Collection entries:
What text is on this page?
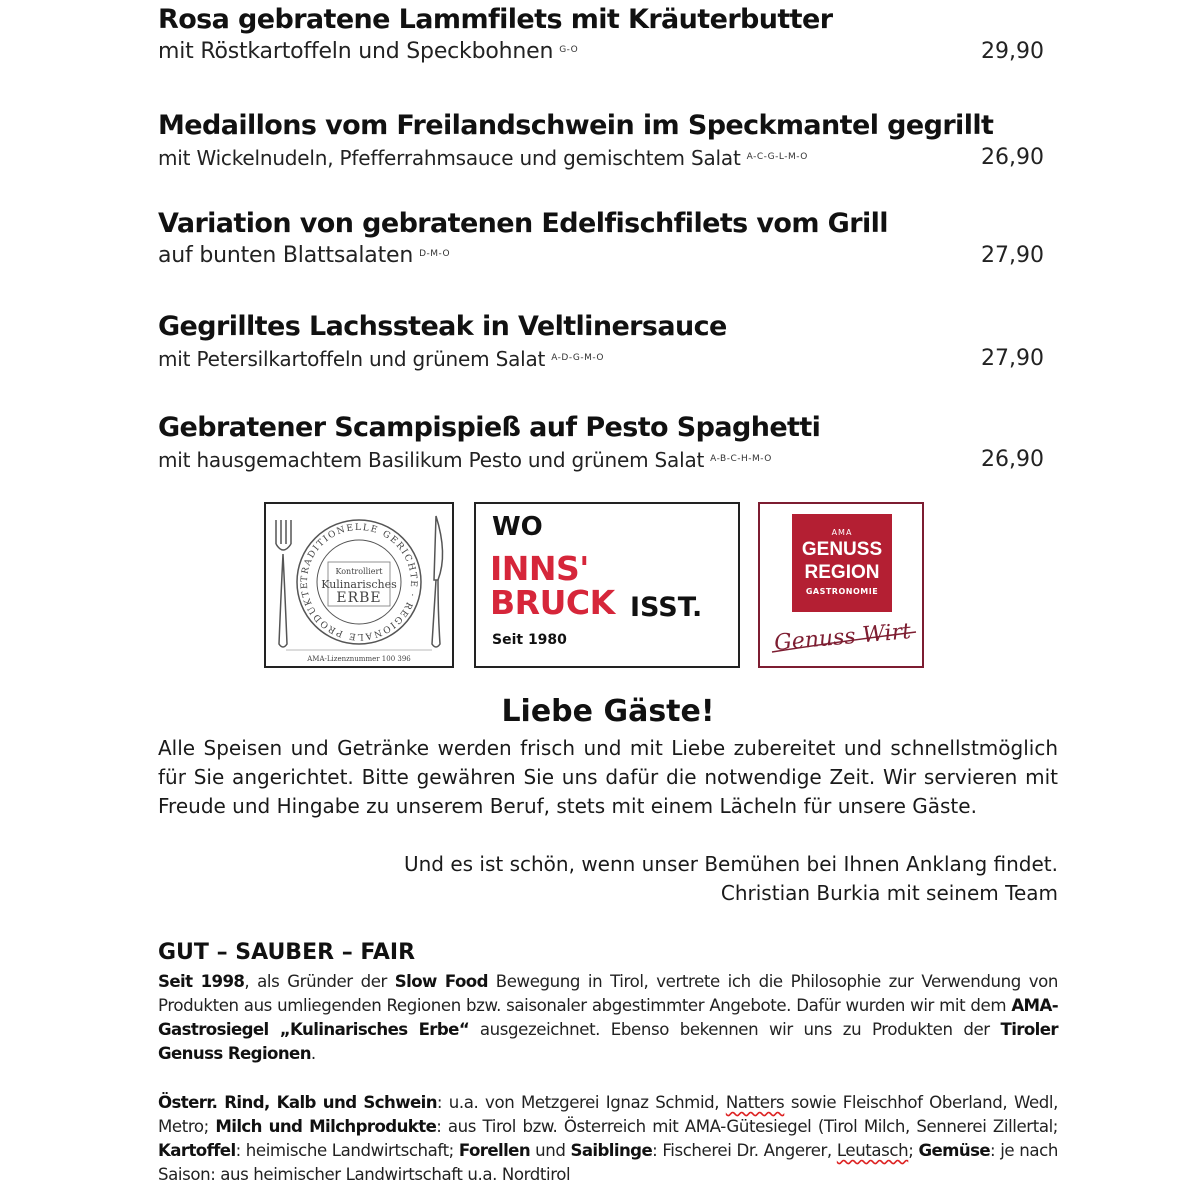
Rosa gebratene Lammfilets mit Kräuterbutter
mit Röstkartoffeln und Speckbohnen $^{G-O}$	29,90
Medaillons vom Freilandschwein im Speckmantel gegrillt
mit Wickelnudeln, Pfefferrahmsauce und gemischtem Salat $^{A-C-G-L-M-O}$	26,90
Variation von gebratenen Edelfischfilets vom Grill
auf bunten Blattsalaten $^{D-M-O}$	27,90
Gegrilltes Lachssteak in Veltlinersauce
mit Petersilkartoffeln und grünem Salat $^{A-D-G-M-O}$	27,90
Gebratener Scampispieß auf Pesto Spaghetti
mit hausgemachtem Basilikum Pesto und grünem Salat $^{A-B-C-H-M-O}$	26,90
TRADITIONELLE GERICHTE · REGIONALE PRODUKTE
Kontrolliert
Kulinarisches
ERBE
AMA-Lizenznummer 100 396
WO
INNS'
BRUCK ISST.
Seit 1980
AMA
GENUSS
REGION
GASTRONOMIE
Genuss Wirt
Liebe Gäste!
Alle Speisen und Getränke werden frisch und mit Liebe zubereitet und schnellstmöglich für Sie angerichtet. Bitte gewähren Sie uns dafür die notwendige Zeit. Wir servieren mit Freude und Hingabe zu unserem Beruf, stets mit einem Lächeln für unsere Gäste.
Und es ist schön, wenn unser Bemühen bei Ihnen Anklang findet.
Christian Burkia mit seinem Team
GUT – SAUBER – FAIR
Seit 1998, als Gründer der Slow Food Bewegung in Tirol, vertrete ich die Philosophie zur Verwendung von Produkten aus umliegenden Regionen bzw. saisonaler abgestimmter Angebote. Dafür wurden wir mit dem AMA-Gastrosiegel „Kulinarisches Erbe“ ausgezeichnet. Ebenso bekennen wir uns zu Produkten der Tiroler Genuss Regionen.
Österr. Rind, Kalb und Schwein: u.a. von Metzgerei Ignaz Schmid, Natters sowie Fleischhof Oberland, Wedl, Metro; Milch und Milchprodukte: aus Tirol bzw. Österreich mit AMA-Gütesiegel (Tirol Milch, Sennerei Zillertal; Kartoffel: heimische Landwirtschaft; Forellen und Saiblinge: Fischerei Dr. Angerer, Leutasch; Gemüse: je nach Saison: aus heimischer Landwirtschaft u.a. Nordtirol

**Instructions for the task:** Reproduce the listing exactly. Leave its pictures out.

**Result below:**
What text is on this page?
Rosa gebratene Lammfilets mit Kräuterbutter
mit Röstkartoffeln und Speckbohnen $^{G-O}$	29,90
Medaillons vom Freilandschwein im Speckmantel gegrillt
mit Wickelnudeln, Pfefferrahmsauce und gemischtem Salat $^{A-C-G-L-M-O}$	26,90
Variation von gebratenen Edelfischfilets vom Grill
auf bunten Blattsalaten $^{D-M-O}$	27,90
Gegrilltes Lachssteak in Veltlinersauce
mit Petersilkartoffeln und grünem Salat $^{A-D-G-M-O}$	27,90
Gebratener Scampispieß auf Pesto Spaghetti
mit hausgemachtem Basilikum Pesto und grünem Salat $^{A-B-C-H-M-O}$	26,90
TRADITIONELLE GERICHTE · REGIONALE PRODUKTE
Kontrolliert
Kulinarisches
ERBE
AMA-Lizenznummer 100 396
WO
INNS'
BRUCK ISST.
Seit 1980
AMA
GENUSS
REGION
GASTRONOMIE
Genuss Wirt
Liebe Gäste!
Alle Speisen und Getränke werden frisch und mit Liebe zubereitet und schnellstmöglich für Sie angerichtet. Bitte gewähren Sie uns dafür die notwendige Zeit. Wir servieren mit Freude und Hingabe zu unserem Beruf, stets mit einem Lächeln für unsere Gäste.
Und es ist schön, wenn unser Bemühen bei Ihnen Anklang findet.
Christian Burkia mit seinem Team
GUT – SAUBER – FAIR
Seit 1998, als Gründer der Slow Food Bewegung in Tirol, vertrete ich die Philosophie zur Verwendung von Produkten aus umliegenden Regionen bzw. saisonaler abgestimmter Angebote. Dafür wurden wir mit dem AMA-Gastrosiegel „Kulinarisches Erbe“ ausgezeichnet. Ebenso bekennen wir uns zu Produkten der Tiroler Genuss Regionen.
Österr. Rind, Kalb und Schwein: u.a. von Metzgerei Ignaz Schmid, Natters sowie Fleischhof Oberland, Wedl, Metro; Milch und Milchprodukte: aus Tirol bzw. Österreich mit AMA-Gütesiegel (Tirol Milch, Sennerei Zillertal; Kartoffel: heimische Landwirtschaft; Forellen und Saiblinge: Fischerei Dr. Angerer, Leutasch; Gemüse: je nach Saison: aus heimischer Landwirtschaft u.a. Nordtirol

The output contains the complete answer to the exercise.